REQUEST → Retype the complete listing exactly as it appears.

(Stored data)
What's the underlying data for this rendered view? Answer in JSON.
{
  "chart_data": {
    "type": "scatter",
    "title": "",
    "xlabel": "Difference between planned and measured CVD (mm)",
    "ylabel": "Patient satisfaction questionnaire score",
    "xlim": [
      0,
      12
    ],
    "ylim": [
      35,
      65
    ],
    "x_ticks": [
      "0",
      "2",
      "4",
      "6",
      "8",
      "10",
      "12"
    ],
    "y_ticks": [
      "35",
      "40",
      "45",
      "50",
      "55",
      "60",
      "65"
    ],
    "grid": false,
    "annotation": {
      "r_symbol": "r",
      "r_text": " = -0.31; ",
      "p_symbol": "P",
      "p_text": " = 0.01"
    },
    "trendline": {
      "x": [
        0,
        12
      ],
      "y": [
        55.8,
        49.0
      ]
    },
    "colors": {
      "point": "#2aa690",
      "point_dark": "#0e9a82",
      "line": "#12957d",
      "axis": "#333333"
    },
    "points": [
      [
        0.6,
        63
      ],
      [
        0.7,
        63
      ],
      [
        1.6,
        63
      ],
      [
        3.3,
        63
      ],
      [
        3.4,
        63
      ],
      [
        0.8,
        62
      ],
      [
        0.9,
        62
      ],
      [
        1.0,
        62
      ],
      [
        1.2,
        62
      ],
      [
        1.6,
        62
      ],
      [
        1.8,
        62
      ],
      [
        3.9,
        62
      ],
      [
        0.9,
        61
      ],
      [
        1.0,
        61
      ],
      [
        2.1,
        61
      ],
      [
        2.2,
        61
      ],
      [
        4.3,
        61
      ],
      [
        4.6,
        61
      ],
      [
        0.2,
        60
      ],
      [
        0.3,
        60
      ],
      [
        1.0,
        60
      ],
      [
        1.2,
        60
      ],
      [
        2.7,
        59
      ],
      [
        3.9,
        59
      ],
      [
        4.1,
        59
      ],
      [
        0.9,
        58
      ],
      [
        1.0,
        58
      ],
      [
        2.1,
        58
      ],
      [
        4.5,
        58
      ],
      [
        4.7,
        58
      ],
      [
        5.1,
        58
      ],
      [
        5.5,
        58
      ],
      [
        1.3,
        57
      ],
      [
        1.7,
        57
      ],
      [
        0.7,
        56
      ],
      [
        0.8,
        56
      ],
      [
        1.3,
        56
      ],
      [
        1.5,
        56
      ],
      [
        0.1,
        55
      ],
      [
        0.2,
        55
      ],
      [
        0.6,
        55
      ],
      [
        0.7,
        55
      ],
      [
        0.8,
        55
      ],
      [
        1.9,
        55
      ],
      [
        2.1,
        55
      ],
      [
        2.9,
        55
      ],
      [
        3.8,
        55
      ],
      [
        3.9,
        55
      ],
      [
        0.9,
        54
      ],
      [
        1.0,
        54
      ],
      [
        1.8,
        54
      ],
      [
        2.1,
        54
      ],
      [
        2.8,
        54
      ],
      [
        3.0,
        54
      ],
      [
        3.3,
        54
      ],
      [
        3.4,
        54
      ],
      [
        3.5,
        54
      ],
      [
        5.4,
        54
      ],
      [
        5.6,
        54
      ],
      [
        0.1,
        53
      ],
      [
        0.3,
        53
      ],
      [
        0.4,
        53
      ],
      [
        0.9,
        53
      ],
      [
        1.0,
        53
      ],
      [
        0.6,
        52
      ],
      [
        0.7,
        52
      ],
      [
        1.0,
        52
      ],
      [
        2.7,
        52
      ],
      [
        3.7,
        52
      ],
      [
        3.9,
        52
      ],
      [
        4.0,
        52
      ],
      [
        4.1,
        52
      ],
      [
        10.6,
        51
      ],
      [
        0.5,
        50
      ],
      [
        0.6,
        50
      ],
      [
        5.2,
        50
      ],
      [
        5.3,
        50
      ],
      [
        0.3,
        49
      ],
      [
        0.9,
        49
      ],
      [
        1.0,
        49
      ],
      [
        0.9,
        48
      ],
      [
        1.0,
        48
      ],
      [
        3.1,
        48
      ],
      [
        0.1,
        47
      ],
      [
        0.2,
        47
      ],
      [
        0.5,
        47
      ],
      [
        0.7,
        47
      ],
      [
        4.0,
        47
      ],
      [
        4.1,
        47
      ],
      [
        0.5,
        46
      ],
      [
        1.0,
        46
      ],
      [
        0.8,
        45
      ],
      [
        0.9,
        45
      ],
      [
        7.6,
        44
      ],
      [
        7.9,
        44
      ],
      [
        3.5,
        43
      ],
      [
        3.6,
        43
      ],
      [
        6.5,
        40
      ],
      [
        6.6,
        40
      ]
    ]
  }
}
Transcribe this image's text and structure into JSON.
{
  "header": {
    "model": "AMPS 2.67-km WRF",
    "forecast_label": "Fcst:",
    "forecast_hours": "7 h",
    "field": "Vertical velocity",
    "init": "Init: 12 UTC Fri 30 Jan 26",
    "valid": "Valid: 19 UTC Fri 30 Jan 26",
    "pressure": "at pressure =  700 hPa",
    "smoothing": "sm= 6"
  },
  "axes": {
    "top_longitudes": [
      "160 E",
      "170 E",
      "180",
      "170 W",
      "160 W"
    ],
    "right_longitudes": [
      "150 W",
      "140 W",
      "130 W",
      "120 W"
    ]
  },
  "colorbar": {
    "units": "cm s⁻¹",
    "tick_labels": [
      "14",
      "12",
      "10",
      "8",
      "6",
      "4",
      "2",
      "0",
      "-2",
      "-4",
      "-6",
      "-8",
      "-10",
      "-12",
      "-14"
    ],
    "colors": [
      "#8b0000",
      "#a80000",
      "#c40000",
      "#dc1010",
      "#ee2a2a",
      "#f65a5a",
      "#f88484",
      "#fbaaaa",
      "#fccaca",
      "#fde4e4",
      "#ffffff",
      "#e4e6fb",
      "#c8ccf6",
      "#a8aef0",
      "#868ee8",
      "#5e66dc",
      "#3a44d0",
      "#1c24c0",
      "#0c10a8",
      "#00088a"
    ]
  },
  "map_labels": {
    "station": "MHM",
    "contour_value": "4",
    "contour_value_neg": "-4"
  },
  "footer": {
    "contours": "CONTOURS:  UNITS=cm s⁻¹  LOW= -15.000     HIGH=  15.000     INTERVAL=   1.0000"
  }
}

THE COMPLETED TASK →
What's the underlying data for this rendered view? Answer in JSON.
{
  "chart_data": {
    "type": "scatter",
    "title": "",
    "xlabel": "Difference between planned and measured CVD (mm)",
    "ylabel": "Patient satisfaction questionnaire score",
    "xlim": [
      0,
      12
    ],
    "ylim": [
      35,
      65
    ],
    "x_ticks": [
      "0",
      "2",
      "4",
      "6",
      "8",
      "10",
      "12"
    ],
    "y_ticks": [
      "35",
      "40",
      "45",
      "50",
      "55",
      "60",
      "65"
    ],
    "grid": false,
    "annotation": {
      "r_symbol": "r",
      "r_text": " = -0.31; ",
      "p_symbol": "P",
      "p_text": " = 0.01"
    },
    "trendline": {
      "x": [
        0,
        12
      ],
      "y": [
        55.8,
        49.0
      ]
    },
    "colors": {
      "point": "#2aa690",
      "point_dark": "#0e9a82",
      "line": "#12957d",
      "axis": "#333333"
    },
    "points": [
      [
        0.6,
        63
      ],
      [
        0.7,
        63
      ],
      [
        1.6,
        63
      ],
      [
        3.3,
        63
      ],
      [
        3.4,
        63
      ],
      [
        0.8,
        62
      ],
      [
        0.9,
        62
      ],
      [
        1.0,
        62
      ],
      [
        1.2,
        62
      ],
      [
        1.6,
        62
      ],
      [
        1.8,
        62
      ],
      [
        3.9,
        62
      ],
      [
        0.9,
        61
      ],
      [
        1.0,
        61
      ],
      [
        2.1,
        61
      ],
      [
        2.2,
        61
      ],
      [
        4.3,
        61
      ],
      [
        4.6,
        61
      ],
      [
        0.2,
        60
      ],
      [
        0.3,
        60
      ],
      [
        1.0,
        60
      ],
      [
        1.2,
        60
      ],
      [
        2.7,
        59
      ],
      [
        3.9,
        59
      ],
      [
        4.1,
        59
      ],
      [
        0.9,
        58
      ],
      [
        1.0,
        58
      ],
      [
        2.1,
        58
      ],
      [
        4.5,
        58
      ],
      [
        4.7,
        58
      ],
      [
        5.1,
        58
      ],
      [
        5.5,
        58
      ],
      [
        1.3,
        57
      ],
      [
        1.7,
        57
      ],
      [
        0.7,
        56
      ],
      [
        0.8,
        56
      ],
      [
        1.3,
        56
      ],
      [
        1.5,
        56
      ],
      [
        0.1,
        55
      ],
      [
        0.2,
        55
      ],
      [
        0.6,
        55
      ],
      [
        0.7,
        55
      ],
      [
        0.8,
        55
      ],
      [
        1.9,
        55
      ],
      [
        2.1,
        55
      ],
      [
        2.9,
        55
      ],
      [
        3.8,
        55
      ],
      [
        3.9,
        55
      ],
      [
        0.9,
        54
      ],
      [
        1.0,
        54
      ],
      [
        1.8,
        54
      ],
      [
        2.1,
        54
      ],
      [
        2.8,
        54
      ],
      [
        3.0,
        54
      ],
      [
        3.3,
        54
      ],
      [
        3.4,
        54
      ],
      [
        3.5,
        54
      ],
      [
        5.4,
        54
      ],
      [
        5.6,
        54
      ],
      [
        0.1,
        53
      ],
      [
        0.3,
        53
      ],
      [
        0.4,
        53
      ],
      [
        0.9,
        53
      ],
      [
        1.0,
        53
      ],
      [
        0.6,
        52
      ],
      [
        0.7,
        52
      ],
      [
        1.0,
        52
      ],
      [
        2.7,
        52
      ],
      [
        3.7,
        52
      ],
      [
        3.9,
        52
      ],
      [
        4.0,
        52
      ],
      [
        4.1,
        52
      ],
      [
        10.6,
        51
      ],
      [
        0.5,
        50
      ],
      [
        0.6,
        50
      ],
      [
        5.2,
        50
      ],
      [
        5.3,
        50
      ],
      [
        0.3,
        49
      ],
      [
        0.9,
        49
      ],
      [
        1.0,
        49
      ],
      [
        0.9,
        48
      ],
      [
        1.0,
        48
      ],
      [
        3.1,
        48
      ],
      [
        0.1,
        47
      ],
      [
        0.2,
        47
      ],
      [
        0.5,
        47
      ],
      [
        0.7,
        47
      ],
      [
        4.0,
        47
      ],
      [
        4.1,
        47
      ],
      [
        0.5,
        46
      ],
      [
        1.0,
        46
      ],
      [
        0.8,
        45
      ],
      [
        0.9,
        45
      ],
      [
        7.6,
        44
      ],
      [
        7.9,
        44
      ],
      [
        3.5,
        43
      ],
      [
        3.6,
        43
      ],
      [
        6.5,
        40
      ],
      [
        6.6,
        40
      ]
    ]
  }
}
Transcribe this image's text and structure into JSON.
{
  "header": {
    "model": "AMPS 2.67-km WRF",
    "forecast_label": "Fcst:",
    "forecast_hours": "7 h",
    "field": "Vertical velocity",
    "init": "Init: 12 UTC Fri 30 Jan 26",
    "valid": "Valid: 19 UTC Fri 30 Jan 26",
    "pressure": "at pressure =  700 hPa",
    "smoothing": "sm= 6"
  },
  "axes": {
    "top_longitudes": [
      "160 E",
      "170 E",
      "180",
      "170 W",
      "160 W"
    ],
    "right_longitudes": [
      "150 W",
      "140 W",
      "130 W",
      "120 W"
    ]
  },
  "colorbar": {
    "units": "cm s⁻¹",
    "tick_labels": [
      "14",
      "12",
      "10",
      "8",
      "6",
      "4",
      "2",
      "0",
      "-2",
      "-4",
      "-6",
      "-8",
      "-10",
      "-12",
      "-14"
    ],
    "colors": [
      "#8b0000",
      "#a80000",
      "#c40000",
      "#dc1010",
      "#ee2a2a",
      "#f65a5a",
      "#f88484",
      "#fbaaaa",
      "#fccaca",
      "#fde4e4",
      "#ffffff",
      "#e4e6fb",
      "#c8ccf6",
      "#a8aef0",
      "#868ee8",
      "#5e66dc",
      "#3a44d0",
      "#1c24c0",
      "#0c10a8",
      "#00088a"
    ]
  },
  "map_labels": {
    "station": "MHM",
    "contour_value": "4",
    "contour_value_neg": "-4"
  },
  "footer": {
    "contours": "CONTOURS:  UNITS=cm s⁻¹  LOW= -15.000     HIGH=  15.000     INTERVAL=   1.0000"
  }
}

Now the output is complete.